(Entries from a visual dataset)
···

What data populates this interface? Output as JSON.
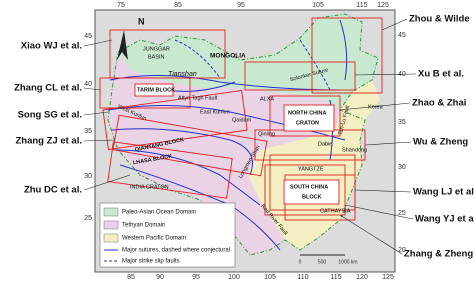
{
  "north": "N",
  "map_labels": [
    "MONGOLIA",
    "JUNGGAR",
    "BASIN",
    "Tianshan",
    "TARIM BLOCK",
    "Altyn Tagh Fault",
    "West Kunlun",
    "East Kunlun",
    "Qaidam",
    "ALXA",
    "Solonker Suture",
    "NORTH CHINA",
    "CRATON",
    "Qinling",
    "Dabie",
    "Tan-Lu Fault",
    "Korea",
    "Shandong",
    "QIANTANG BLOCK",
    "LHASA BLOCK",
    "INDIA CRATON",
    "Longmen Shan",
    "YANGTZE",
    "SOUTH CHINA",
    "BLOCK",
    "CATHAYSIA",
    "Red River Fault"
  ],
  "legend": [
    "Paleo-Asian Ocean Domain",
    "Tethyan Domain",
    "Western Pacific Domain",
    "Major sutures, dashed where conjectural",
    "Major strike slip faults"
  ],
  "scale": [
    "0",
    "500",
    "1000 km"
  ],
  "axes": {
    "top": [
      75,
      85,
      95,
      105,
      115,
      125
    ],
    "bottom": [
      85,
      90,
      95,
      100,
      105,
      110,
      115,
      120,
      125
    ],
    "left": [
      45,
      40,
      35,
      30,
      25
    ],
    "right": [
      45,
      40,
      35,
      30,
      25,
      20
    ]
  },
  "left_refs": [
    "Xiao WJ et al.",
    "Zhang CL et al.",
    "Song SG et al.",
    "Zhang ZJ et al.",
    "Zhu DC et al."
  ],
  "right_refs": [
    "Zhou & Wilde",
    "Xu B et al.",
    "Zhao & Zhai",
    "Wu & Zheng",
    "Wang LJ et al.",
    "Wang YJ et al.",
    "Zhang & Zheng"
  ]
}
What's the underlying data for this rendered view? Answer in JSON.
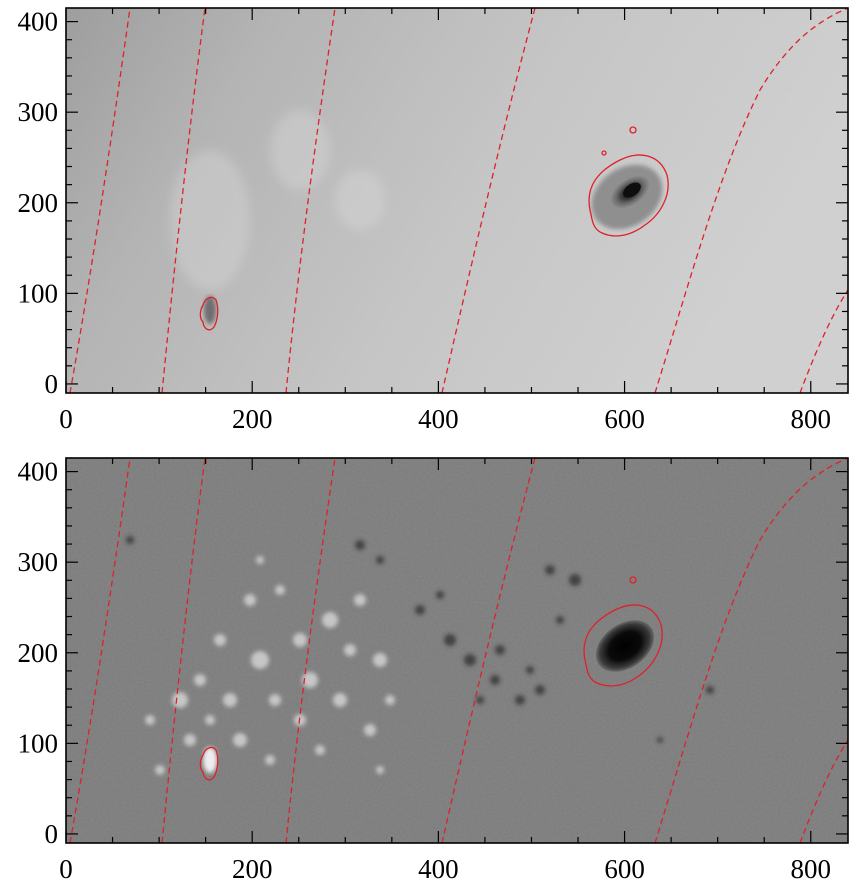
{
  "figure": {
    "panels": [
      {
        "id": "continuum",
        "description_kind": "solar continuum intensity image",
        "x_ticks": [
          "0",
          "200",
          "400",
          "600",
          "800"
        ],
        "y_ticks": [
          "0",
          "100",
          "200",
          "300",
          "400"
        ],
        "x_range": [
          0,
          840
        ],
        "y_range": [
          -10,
          415
        ],
        "background": "#c9c9c9"
      },
      {
        "id": "magnetogram",
        "description_kind": "solar line-of-sight magnetogram",
        "x_ticks": [
          "0",
          "200",
          "400",
          "600",
          "800"
        ],
        "y_ticks": [
          "0",
          "100",
          "200",
          "300",
          "400"
        ],
        "x_range": [
          0,
          840
        ],
        "y_range": [
          -10,
          415
        ],
        "background": "#7d7d7d"
      }
    ],
    "overlay_color": "#e0202a"
  }
}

···

Every record above should be transcribed exactly; the pictures stay out of the copy.

What data populates this interface? Output as JSON.
{
  "north": "N",
  "map_labels": [
    "MONGOLIA",
    "JUNGGAR",
    "BASIN",
    "Tianshan",
    "TARIM BLOCK",
    "Altyn Tagh Fault",
    "West Kunlun",
    "East Kunlun",
    "Qaidam",
    "ALXA",
    "Solonker Suture",
    "NORTH CHINA",
    "CRATON",
    "Qinling",
    "Dabie",
    "Tan-Lu Fault",
    "Korea",
    "Shandong",
    "QIANTANG BLOCK",
    "LHASA BLOCK",
    "INDIA CRATON",
    "Longmen Shan",
    "YANGTZE",
    "SOUTH CHINA",
    "BLOCK",
    "CATHAYSIA",
    "Red River Fault"
  ],
  "legend": [
    "Paleo-Asian Ocean Domain",
    "Tethyan Domain",
    "Western Pacific Domain",
    "Major sutures, dashed where conjectural",
    "Major strike slip faults"
  ],
  "scale": [
    "0",
    "500",
    "1000 km"
  ],
  "axes": {
    "top": [
      75,
      85,
      95,
      105,
      115,
      125
    ],
    "bottom": [
      85,
      90,
      95,
      100,
      105,
      110,
      115,
      120,
      125
    ],
    "left": [
      45,
      40,
      35,
      30,
      25
    ],
    "right": [
      45,
      40,
      35,
      30,
      25,
      20
    ]
  },
  "left_refs": [
    "Xiao WJ et al.",
    "Zhang CL et al.",
    "Song SG et al.",
    "Zhang ZJ et al.",
    "Zhu DC et al."
  ],
  "right_refs": [
    "Zhou & Wilde",
    "Xu B et al.",
    "Zhao & Zhai",
    "Wu & Zheng",
    "Wang LJ et al.",
    "Wang YJ et al.",
    "Zhang & Zheng"
  ]
}
What's the underlying data for this rendered view? Answer in JSON.
{
  "figure": {
    "panels": [
      {
        "id": "continuum",
        "description_kind": "solar continuum intensity image",
        "x_ticks": [
          "0",
          "200",
          "400",
          "600",
          "800"
        ],
        "y_ticks": [
          "0",
          "100",
          "200",
          "300",
          "400"
        ],
        "x_range": [
          0,
          840
        ],
        "y_range": [
          -10,
          415
        ],
        "background": "#c9c9c9"
      },
      {
        "id": "magnetogram",
        "description_kind": "solar line-of-sight magnetogram",
        "x_ticks": [
          "0",
          "200",
          "400",
          "600",
          "800"
        ],
        "y_ticks": [
          "0",
          "100",
          "200",
          "300",
          "400"
        ],
        "x_range": [
          0,
          840
        ],
        "y_range": [
          -10,
          415
        ],
        "background": "#7d7d7d"
      }
    ],
    "overlay_color": "#e0202a"
  }
}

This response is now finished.